» Problem to solve
From the entries below, please gather each line containing the string "value".

» Source records

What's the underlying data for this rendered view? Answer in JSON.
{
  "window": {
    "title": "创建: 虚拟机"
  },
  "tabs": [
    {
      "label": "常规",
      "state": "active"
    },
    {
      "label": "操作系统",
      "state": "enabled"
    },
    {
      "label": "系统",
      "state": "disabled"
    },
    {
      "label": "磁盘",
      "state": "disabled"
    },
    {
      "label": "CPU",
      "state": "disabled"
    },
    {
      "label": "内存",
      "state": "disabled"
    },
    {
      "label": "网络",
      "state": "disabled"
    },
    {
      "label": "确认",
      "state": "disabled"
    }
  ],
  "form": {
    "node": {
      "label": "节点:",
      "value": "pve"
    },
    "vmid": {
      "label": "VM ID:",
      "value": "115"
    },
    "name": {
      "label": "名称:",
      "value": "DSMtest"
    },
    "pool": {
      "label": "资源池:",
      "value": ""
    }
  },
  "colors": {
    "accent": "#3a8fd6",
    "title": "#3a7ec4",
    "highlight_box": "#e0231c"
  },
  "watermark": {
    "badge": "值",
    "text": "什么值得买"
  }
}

» Answer to the exercise
      "value": "pve"
      "value": "115"
      "value": "DSMtest"
      "value": ""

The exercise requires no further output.